◆ **WHAT TO PRODUCE**
Identify every line in the records below that contains the word "document", and copy each of those lines.

-=-=-

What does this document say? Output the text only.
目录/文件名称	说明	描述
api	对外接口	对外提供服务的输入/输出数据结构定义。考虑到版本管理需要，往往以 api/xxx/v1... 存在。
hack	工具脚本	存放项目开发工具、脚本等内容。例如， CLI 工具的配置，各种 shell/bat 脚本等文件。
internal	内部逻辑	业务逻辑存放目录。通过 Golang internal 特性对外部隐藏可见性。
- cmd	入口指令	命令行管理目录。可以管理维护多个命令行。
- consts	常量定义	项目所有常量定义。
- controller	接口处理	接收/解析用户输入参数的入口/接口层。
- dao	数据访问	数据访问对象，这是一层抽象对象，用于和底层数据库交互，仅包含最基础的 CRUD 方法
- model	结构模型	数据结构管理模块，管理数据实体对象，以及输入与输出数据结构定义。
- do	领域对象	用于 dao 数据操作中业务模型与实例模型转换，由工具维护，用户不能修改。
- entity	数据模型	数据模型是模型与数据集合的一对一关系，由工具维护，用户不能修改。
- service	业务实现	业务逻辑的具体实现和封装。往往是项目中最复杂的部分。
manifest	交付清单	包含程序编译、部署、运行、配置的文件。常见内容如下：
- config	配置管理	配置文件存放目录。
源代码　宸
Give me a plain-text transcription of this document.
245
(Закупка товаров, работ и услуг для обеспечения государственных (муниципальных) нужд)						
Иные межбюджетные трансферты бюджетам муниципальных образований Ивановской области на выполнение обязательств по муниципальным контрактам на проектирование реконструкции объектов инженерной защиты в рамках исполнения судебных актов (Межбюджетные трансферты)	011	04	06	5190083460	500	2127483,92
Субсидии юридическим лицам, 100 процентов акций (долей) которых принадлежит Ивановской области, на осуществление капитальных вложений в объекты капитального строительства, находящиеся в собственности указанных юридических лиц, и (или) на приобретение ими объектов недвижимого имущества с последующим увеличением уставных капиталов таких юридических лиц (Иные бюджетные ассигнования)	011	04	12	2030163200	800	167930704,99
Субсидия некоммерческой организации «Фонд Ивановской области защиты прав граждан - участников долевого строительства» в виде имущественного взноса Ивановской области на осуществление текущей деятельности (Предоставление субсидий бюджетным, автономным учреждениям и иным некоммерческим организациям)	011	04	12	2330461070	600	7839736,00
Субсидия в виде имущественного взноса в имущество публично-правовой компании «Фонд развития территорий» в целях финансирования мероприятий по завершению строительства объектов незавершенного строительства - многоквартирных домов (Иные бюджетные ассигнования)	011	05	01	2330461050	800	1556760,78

-=-=-

◆ **RIGHT ANSWER**
What does this document say? Output the text only.
Give me a plain-text transcription of this document.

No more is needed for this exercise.